-- Start of Provided data --
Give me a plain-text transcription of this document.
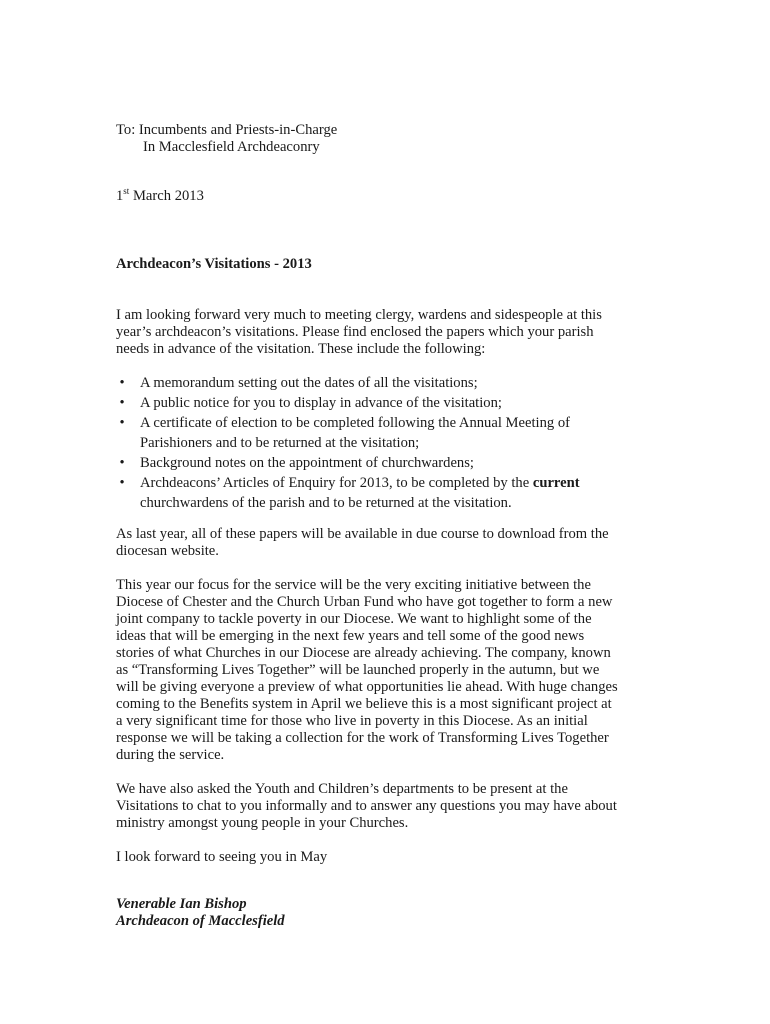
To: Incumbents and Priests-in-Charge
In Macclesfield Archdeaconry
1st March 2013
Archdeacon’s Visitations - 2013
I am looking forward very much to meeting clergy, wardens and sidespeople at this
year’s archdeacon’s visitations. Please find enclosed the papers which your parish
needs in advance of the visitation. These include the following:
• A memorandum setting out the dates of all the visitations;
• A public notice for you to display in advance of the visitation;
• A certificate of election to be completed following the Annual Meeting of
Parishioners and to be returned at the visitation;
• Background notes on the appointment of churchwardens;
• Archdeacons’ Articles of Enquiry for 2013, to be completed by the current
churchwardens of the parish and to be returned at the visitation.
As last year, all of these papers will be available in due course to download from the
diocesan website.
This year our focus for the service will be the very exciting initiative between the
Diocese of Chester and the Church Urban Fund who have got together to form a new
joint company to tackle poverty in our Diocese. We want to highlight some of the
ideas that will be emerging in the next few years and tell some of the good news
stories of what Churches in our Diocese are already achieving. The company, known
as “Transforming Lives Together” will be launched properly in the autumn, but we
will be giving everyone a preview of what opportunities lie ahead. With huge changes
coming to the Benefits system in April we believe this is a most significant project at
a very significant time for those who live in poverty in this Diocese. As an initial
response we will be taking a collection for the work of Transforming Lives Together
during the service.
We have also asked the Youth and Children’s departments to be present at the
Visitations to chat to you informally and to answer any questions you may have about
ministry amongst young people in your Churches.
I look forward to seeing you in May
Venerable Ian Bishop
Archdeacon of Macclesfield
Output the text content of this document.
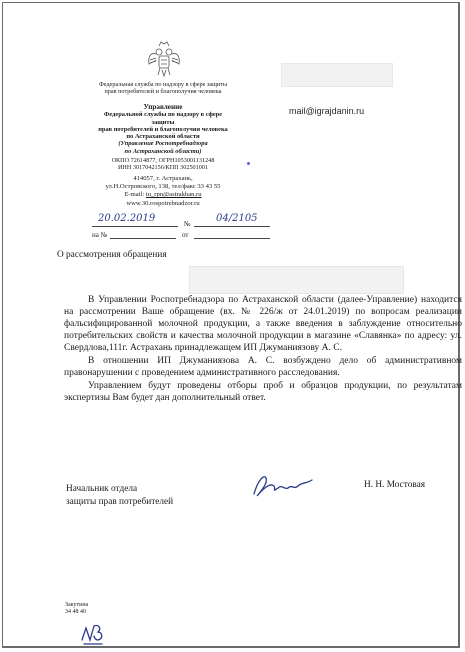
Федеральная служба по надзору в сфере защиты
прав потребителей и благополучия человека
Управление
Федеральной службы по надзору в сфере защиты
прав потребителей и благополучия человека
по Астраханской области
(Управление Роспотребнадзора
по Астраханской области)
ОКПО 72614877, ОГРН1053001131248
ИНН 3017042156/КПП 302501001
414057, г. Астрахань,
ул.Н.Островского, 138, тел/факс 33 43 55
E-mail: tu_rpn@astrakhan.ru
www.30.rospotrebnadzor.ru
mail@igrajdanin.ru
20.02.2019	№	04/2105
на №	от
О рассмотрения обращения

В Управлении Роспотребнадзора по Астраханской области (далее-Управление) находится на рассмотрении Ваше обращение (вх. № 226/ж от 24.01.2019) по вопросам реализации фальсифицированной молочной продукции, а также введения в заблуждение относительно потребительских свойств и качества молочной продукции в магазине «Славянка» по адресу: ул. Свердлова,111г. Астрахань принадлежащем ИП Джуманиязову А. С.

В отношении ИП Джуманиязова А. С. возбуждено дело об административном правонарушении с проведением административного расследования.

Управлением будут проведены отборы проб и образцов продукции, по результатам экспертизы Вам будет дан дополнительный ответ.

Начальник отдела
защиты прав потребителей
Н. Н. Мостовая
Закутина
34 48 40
-- End of Provided data --
[Objective] Using the material above, set down every line exactly, but skip the pictures.

[Finished exercise]
Give me a plain-text transcription of this document.
To: Incumbents and Priests-in-Charge
In Macclesfield Archdeaconry
1st March 2013
Archdeacon’s Visitations - 2013
I am looking forward very much to meeting clergy, wardens and sidespeople at this
year’s archdeacon’s visitations. Please find enclosed the papers which your parish
needs in advance of the visitation. These include the following:
• A memorandum setting out the dates of all the visitations;
• A public notice for you to display in advance of the visitation;
• A certificate of election to be completed following the Annual Meeting of
Parishioners and to be returned at the visitation;
• Background notes on the appointment of churchwardens;
• Archdeacons’ Articles of Enquiry for 2013, to be completed by the current
churchwardens of the parish and to be returned at the visitation.
As last year, all of these papers will be available in due course to download from the
diocesan website.
This year our focus for the service will be the very exciting initiative between the
Diocese of Chester and the Church Urban Fund who have got together to form a new
joint company to tackle poverty in our Diocese. We want to highlight some of the
ideas that will be emerging in the next few years and tell some of the good news
stories of what Churches in our Diocese are already achieving. The company, known
as “Transforming Lives Together” will be launched properly in the autumn, but we
will be giving everyone a preview of what opportunities lie ahead. With huge changes
coming to the Benefits system in April we believe this is a most significant project at
a very significant time for those who live in poverty in this Diocese. As an initial
response we will be taking a collection for the work of Transforming Lives Together
during the service.
We have also asked the Youth and Children’s departments to be present at the
Visitations to chat to you informally and to answer any questions you may have about
ministry amongst young people in your Churches.
I look forward to seeing you in May
Venerable Ian Bishop
Archdeacon of Macclesfield
Output the text content of this document.
Федеральная служба по надзору в сфере защиты
прав потребителей и благополучия человека
Управление
Федеральной службы по надзору в сфере защиты
прав потребителей и благополучия человека
по Астраханской области
(Управление Роспотребнадзора
по Астраханской области)
ОКПО 72614877, ОГРН1053001131248
ИНН 3017042156/КПП 302501001
414057, г. Астрахань,
ул.Н.Островского, 138, тел/факс 33 43 55
E-mail: tu_rpn@astrakhan.ru
www.30.rospotrebnadzor.ru
mail@igrajdanin.ru
20.02.2019	№	04/2105
на №	от
О рассмотрения обращения

В Управлении Роспотребнадзора по Астраханской области (далее-Управление) находится на рассмотрении Ваше обращение (вх. № 226/ж от 24.01.2019) по вопросам реализации фальсифицированной молочной продукции, а также введения в заблуждение относительно потребительских свойств и качества молочной продукции в магазине «Славянка» по адресу: ул. Свердлова,111г. Астрахань принадлежащем ИП Джуманиязову А. С.

В отношении ИП Джуманиязова А. С. возбуждено дело об административном правонарушении с проведением административного расследования.

Управлением будут проведены отборы проб и образцов продукции, по результатам экспертизы Вам будет дан дополнительный ответ.

Начальник отдела
защиты прав потребителей
Н. Н. Мостовая
Закутина
34 48 40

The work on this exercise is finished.